— Begin Records provided —
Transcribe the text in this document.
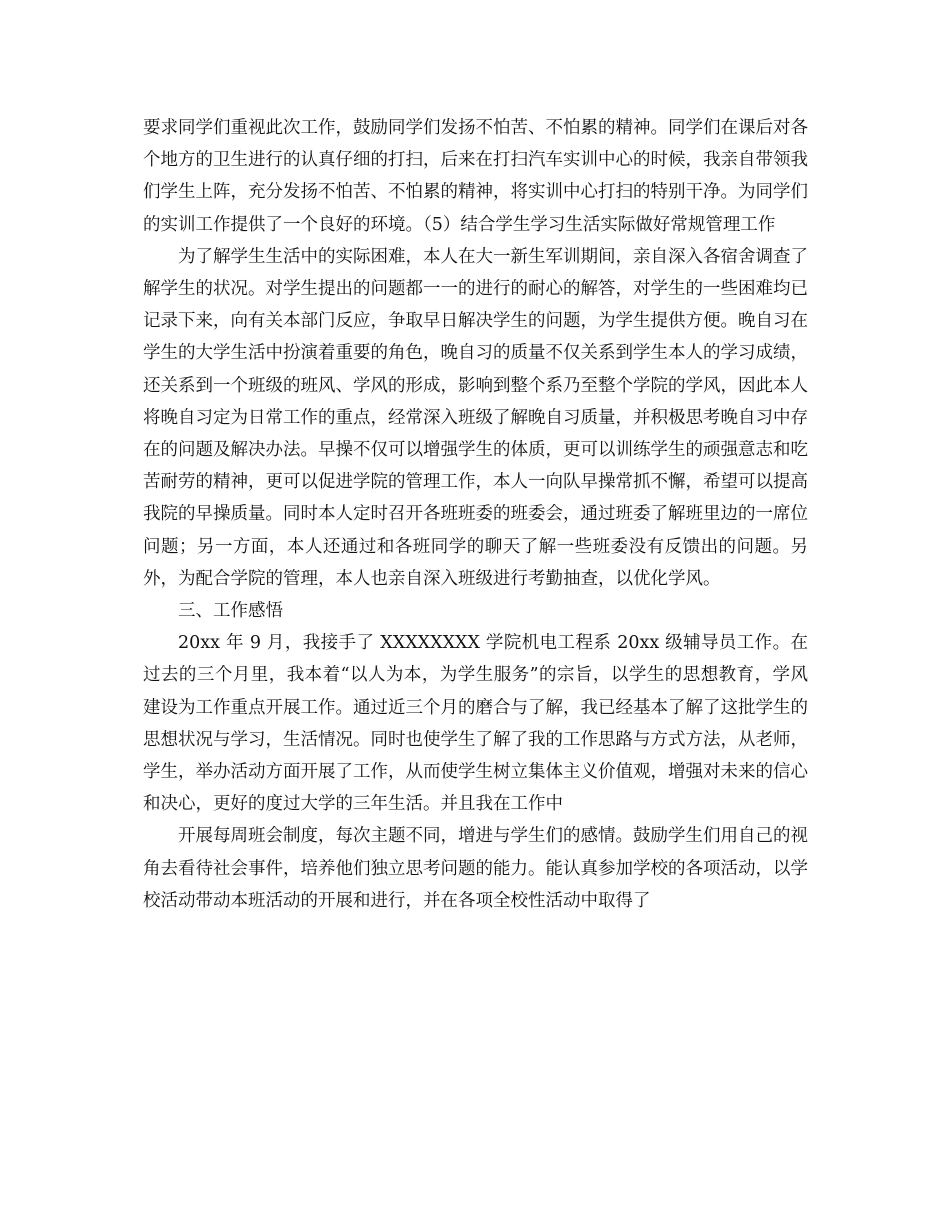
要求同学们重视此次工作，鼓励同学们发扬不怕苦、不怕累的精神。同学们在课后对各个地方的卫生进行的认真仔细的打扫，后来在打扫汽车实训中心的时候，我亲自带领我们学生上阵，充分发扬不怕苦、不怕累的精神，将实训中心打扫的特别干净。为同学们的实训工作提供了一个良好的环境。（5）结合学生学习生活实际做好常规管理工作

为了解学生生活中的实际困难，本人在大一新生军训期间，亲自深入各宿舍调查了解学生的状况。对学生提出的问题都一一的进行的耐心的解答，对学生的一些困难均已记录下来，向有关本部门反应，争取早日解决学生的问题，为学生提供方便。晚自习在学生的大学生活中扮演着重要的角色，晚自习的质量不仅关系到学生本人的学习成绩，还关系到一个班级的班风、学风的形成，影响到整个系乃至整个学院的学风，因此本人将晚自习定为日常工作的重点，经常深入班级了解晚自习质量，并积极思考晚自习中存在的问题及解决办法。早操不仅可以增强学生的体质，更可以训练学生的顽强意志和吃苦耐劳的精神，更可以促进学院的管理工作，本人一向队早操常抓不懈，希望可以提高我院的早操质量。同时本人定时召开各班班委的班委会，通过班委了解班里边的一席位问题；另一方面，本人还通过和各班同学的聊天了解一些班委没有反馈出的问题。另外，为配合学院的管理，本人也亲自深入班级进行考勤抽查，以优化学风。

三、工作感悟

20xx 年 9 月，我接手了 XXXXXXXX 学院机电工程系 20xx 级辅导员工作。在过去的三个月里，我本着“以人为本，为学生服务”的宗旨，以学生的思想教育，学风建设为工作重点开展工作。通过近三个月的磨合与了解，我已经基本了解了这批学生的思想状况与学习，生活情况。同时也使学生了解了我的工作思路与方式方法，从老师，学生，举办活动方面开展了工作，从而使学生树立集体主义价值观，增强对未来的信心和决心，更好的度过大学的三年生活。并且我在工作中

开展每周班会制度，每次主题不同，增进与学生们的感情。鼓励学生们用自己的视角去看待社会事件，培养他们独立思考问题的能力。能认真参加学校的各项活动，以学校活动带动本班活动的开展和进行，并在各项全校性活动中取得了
— End Records provided —
— Begin Records provided —
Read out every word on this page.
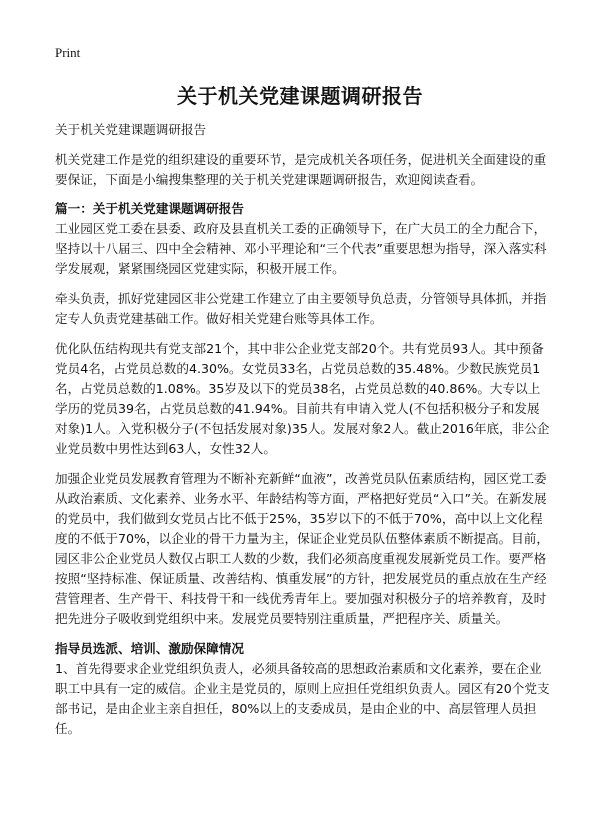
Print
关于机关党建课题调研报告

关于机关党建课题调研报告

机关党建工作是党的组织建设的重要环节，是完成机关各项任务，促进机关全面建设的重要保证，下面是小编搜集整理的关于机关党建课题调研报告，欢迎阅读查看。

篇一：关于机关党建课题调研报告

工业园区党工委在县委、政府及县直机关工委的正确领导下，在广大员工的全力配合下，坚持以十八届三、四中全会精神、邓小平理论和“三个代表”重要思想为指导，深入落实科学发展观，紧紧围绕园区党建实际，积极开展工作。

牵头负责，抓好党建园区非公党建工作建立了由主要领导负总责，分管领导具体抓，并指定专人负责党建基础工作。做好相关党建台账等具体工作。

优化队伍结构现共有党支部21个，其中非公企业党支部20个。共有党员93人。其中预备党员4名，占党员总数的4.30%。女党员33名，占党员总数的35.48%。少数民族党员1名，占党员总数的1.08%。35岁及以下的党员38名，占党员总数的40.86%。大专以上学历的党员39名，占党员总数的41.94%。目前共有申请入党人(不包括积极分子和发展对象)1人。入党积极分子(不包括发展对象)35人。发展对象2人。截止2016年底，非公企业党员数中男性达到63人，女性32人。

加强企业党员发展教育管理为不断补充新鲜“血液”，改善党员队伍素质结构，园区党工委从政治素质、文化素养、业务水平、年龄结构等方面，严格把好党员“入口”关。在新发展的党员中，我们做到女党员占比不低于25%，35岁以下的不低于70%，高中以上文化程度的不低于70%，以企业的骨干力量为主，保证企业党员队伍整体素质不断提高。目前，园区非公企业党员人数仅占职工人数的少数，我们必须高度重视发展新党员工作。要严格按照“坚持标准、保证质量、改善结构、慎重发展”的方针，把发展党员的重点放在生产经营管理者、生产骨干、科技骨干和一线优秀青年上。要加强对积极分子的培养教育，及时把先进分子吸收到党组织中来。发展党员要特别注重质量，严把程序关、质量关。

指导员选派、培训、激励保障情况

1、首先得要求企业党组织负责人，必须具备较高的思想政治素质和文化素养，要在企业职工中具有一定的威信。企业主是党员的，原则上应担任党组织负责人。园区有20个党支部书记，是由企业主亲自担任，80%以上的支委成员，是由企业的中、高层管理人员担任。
— End Records provided —
— Begin Records provided —
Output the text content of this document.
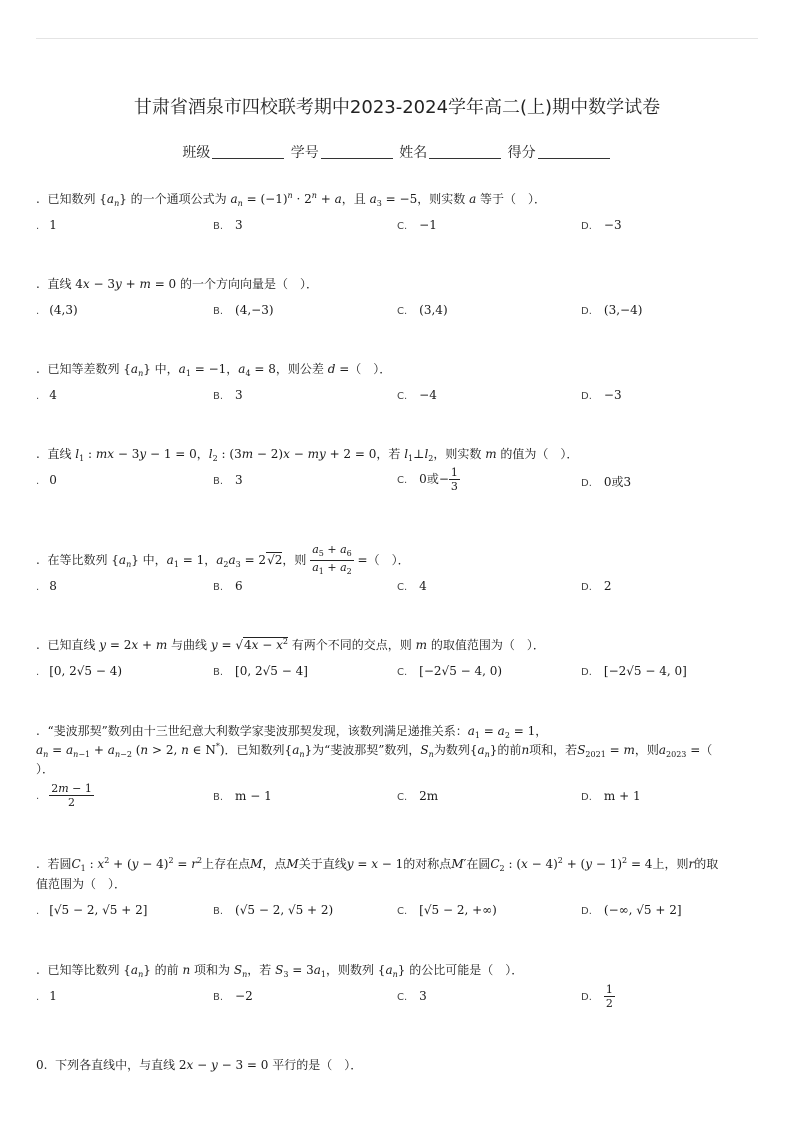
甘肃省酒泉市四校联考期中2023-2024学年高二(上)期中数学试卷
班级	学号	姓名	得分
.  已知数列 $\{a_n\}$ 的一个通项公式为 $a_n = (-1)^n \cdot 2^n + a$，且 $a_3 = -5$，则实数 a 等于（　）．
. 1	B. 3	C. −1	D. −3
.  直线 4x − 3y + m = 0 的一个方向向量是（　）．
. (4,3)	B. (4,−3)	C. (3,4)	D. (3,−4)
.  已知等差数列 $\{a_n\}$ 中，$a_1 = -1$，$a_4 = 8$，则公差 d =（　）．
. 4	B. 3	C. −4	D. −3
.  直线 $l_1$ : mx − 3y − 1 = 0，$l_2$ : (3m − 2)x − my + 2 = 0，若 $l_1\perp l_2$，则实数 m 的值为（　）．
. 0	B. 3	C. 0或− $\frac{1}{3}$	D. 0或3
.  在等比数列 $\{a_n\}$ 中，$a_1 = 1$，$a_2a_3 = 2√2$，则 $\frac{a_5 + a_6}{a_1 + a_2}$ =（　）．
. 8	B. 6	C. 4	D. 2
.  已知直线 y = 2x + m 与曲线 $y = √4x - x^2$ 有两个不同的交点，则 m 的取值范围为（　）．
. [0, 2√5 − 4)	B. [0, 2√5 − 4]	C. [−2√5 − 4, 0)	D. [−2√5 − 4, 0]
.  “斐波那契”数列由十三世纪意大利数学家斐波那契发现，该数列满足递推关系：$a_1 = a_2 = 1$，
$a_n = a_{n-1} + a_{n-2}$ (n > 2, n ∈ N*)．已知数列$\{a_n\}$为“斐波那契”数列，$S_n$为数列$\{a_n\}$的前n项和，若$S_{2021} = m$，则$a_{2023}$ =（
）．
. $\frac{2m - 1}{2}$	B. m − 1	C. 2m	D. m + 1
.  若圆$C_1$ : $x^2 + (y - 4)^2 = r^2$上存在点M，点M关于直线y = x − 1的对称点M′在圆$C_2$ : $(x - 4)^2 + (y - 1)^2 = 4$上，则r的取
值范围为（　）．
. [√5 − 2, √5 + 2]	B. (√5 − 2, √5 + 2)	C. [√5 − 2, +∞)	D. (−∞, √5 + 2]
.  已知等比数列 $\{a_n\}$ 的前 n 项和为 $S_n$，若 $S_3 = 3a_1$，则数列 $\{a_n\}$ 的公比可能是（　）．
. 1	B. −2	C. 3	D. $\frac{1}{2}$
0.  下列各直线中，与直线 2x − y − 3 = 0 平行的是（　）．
— End Records provided —
## Instructions for the task
Find every line in the records that contains the word "text"; copy those lines.

## Exercise output
Transcribe the text in this document.
Output the text content of this document.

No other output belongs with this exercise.